§ **Items**:
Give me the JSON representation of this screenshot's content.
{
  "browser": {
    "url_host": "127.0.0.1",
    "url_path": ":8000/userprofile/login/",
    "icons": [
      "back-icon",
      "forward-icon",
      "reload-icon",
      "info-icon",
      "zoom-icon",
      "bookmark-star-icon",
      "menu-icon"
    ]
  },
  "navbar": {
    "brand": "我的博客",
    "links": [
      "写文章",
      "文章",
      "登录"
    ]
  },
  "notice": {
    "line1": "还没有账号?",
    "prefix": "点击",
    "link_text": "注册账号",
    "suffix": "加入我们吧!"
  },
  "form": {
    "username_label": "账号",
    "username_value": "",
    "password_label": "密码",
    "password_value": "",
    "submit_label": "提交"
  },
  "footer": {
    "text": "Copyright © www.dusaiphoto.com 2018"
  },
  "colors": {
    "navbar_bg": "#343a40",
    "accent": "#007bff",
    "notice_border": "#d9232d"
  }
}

§ **What is required**:
Each record above should be restated word for word.

§ **The solution**:
Give me the JSON representation of this screenshot's content.
{
  "browser": {
    "url_host": "127.0.0.1",
    "url_path": ":8000/userprofile/login/",
    "icons": [
      "back-icon",
      "forward-icon",
      "reload-icon",
      "info-icon",
      "zoom-icon",
      "bookmark-star-icon",
      "menu-icon"
    ]
  },
  "navbar": {
    "brand": "我的博客",
    "links": [
      "写文章",
      "文章",
      "登录"
    ]
  },
  "notice": {
    "line1": "还没有账号?",
    "prefix": "点击",
    "link_text": "注册账号",
    "suffix": "加入我们吧!"
  },
  "form": {
    "username_label": "账号",
    "username_value": "",
    "password_label": "密码",
    "password_value": "",
    "submit_label": "提交"
  },
  "footer": {
    "text": "Copyright © www.dusaiphoto.com 2018"
  },
  "colors": {
    "navbar_bg": "#343a40",
    "accent": "#007bff",
    "notice_border": "#d9232d"
  }
}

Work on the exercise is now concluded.